Repeat the profile of artist A-Sun Wu below word for word, in full.

* START EXCERPT TO READ *

Artist A-Sun Wu believes in wild passion and obsession when creating art. A keen traveler and explorer, he produces works that are full of life and vibrant colors. In recent years, influenced by primitive art, his works have turned towards abstract expressions of geometric totems, winning international fame and critical acclaim. He was one of the "Ten Outstanding Young Persons" in Taiwan, and was the recipient of the "Wu San Lien Awards", "National Awards for Arts", and "Le grade de chevalier dans l'ordre des Arts et des lettres" (The grade of knight in the Order of Arts and Letters). His works can be seen in art museums and private collections around the world, and he is one of Taiwan's most important contemporary artists active internationally.

* END EXCERPT TO READ *
* START GIVEN ENTRIES *

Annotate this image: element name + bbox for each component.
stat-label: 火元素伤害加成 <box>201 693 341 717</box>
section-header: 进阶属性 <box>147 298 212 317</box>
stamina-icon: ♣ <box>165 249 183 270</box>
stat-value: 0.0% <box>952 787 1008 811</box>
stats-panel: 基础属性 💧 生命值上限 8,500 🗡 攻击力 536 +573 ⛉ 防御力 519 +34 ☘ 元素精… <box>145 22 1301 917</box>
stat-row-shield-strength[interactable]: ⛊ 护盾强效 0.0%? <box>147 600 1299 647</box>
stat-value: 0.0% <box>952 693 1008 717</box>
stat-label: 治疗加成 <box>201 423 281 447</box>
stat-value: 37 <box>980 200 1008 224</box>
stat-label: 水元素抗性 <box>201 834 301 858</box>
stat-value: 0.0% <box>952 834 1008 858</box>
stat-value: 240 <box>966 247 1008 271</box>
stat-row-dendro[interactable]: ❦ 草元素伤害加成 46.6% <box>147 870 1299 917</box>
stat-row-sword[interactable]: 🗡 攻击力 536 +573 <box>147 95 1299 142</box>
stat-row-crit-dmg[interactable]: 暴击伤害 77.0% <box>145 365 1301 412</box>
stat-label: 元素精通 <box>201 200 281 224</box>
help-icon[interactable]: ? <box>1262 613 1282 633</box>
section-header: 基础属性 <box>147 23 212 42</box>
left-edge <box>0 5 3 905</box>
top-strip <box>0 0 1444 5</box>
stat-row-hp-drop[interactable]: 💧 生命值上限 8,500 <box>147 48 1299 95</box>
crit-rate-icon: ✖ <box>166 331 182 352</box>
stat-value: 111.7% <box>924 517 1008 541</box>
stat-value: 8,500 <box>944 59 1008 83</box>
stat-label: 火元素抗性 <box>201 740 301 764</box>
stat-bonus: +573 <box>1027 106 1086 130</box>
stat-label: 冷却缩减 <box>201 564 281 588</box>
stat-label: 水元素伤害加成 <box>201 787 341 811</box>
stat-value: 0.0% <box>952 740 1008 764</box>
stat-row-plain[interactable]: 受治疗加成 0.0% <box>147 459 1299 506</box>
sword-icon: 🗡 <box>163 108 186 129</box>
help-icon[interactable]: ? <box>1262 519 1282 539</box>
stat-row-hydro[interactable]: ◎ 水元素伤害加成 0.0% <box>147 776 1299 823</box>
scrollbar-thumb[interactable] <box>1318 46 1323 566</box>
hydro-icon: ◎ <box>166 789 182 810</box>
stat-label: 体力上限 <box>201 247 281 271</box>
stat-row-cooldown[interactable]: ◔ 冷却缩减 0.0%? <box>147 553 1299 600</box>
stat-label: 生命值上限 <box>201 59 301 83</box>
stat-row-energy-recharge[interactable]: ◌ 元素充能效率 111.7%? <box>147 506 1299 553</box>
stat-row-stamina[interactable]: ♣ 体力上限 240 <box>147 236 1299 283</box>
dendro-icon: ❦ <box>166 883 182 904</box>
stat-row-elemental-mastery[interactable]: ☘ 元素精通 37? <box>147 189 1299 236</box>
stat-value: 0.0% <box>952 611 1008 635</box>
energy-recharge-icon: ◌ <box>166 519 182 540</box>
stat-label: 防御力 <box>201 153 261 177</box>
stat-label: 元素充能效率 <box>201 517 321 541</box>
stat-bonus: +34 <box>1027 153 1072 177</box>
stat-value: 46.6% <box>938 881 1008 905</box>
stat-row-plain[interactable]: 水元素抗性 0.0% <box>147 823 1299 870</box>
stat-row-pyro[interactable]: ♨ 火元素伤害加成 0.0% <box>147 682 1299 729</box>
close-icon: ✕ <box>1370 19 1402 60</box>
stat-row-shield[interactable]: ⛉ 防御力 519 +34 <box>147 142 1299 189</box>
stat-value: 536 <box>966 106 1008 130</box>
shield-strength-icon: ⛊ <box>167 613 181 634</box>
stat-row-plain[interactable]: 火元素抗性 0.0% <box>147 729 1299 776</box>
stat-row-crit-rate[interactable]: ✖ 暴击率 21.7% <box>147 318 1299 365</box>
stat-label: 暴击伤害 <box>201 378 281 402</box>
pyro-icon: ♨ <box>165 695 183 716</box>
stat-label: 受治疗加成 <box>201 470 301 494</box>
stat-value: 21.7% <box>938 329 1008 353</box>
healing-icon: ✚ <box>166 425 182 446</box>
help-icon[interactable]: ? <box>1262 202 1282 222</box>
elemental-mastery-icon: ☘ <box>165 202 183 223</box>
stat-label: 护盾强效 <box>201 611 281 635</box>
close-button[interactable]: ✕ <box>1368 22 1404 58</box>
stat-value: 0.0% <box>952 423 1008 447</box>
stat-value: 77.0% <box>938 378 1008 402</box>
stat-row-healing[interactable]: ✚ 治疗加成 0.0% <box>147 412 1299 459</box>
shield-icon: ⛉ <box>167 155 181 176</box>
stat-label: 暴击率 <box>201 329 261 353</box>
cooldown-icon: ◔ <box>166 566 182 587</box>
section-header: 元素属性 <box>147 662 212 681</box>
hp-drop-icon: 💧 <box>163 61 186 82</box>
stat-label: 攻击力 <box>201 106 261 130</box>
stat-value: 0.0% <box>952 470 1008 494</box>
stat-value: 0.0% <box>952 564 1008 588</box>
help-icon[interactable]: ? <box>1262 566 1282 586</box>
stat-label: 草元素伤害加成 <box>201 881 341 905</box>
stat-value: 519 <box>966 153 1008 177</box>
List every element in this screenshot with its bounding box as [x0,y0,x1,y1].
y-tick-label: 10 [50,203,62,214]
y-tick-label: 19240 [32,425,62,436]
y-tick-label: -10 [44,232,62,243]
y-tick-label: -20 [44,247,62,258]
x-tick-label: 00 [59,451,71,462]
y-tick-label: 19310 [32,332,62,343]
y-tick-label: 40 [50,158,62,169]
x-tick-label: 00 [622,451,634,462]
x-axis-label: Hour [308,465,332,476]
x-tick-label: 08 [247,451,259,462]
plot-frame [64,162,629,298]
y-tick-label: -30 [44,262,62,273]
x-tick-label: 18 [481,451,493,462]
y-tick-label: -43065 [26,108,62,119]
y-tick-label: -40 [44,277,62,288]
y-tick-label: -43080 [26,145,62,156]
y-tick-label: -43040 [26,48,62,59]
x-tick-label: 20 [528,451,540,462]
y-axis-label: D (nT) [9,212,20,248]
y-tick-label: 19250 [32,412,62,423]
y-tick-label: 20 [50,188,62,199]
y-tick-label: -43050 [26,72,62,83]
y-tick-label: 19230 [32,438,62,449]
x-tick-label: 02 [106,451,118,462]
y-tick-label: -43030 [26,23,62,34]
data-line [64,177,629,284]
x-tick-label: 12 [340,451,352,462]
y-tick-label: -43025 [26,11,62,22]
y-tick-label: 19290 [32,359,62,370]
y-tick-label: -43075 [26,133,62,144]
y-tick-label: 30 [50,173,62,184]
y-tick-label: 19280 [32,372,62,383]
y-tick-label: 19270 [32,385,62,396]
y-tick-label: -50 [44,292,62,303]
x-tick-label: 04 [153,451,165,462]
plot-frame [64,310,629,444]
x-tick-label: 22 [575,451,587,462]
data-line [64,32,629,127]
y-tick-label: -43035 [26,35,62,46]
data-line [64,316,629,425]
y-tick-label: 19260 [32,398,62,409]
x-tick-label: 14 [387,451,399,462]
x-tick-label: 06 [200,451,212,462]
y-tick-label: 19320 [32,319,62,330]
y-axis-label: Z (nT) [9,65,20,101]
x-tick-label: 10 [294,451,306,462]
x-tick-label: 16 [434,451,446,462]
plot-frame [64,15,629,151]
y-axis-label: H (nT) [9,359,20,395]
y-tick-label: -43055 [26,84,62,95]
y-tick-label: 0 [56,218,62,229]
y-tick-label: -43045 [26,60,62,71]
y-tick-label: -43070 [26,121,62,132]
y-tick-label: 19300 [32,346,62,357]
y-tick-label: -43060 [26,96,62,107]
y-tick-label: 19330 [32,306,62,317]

* END GIVEN ENTRIES *

● FINISHED ANSWER
Artist A-Sun Wu believes in wild passion and obsession when creating art. A keen traveler and explorer, he produces works that are full of life and vibrant colors. In recent years, influenced by primitive art, his works have turned towards abstract expressions of geometric totems, winning international fame and critical acclaim. He was one of the "Ten Outstanding Young Persons" in Taiwan, and was the recipient of the "Wu San Lien Awards", "National Awards for Arts", and "Le grade de chevalier dans l'ordre des Arts et des lettres" (The grade of knight in the Order of Arts and Letters). His works can be seen in art museums and private collections around the world, and he is one of Taiwan's most important contemporary artists active internationally.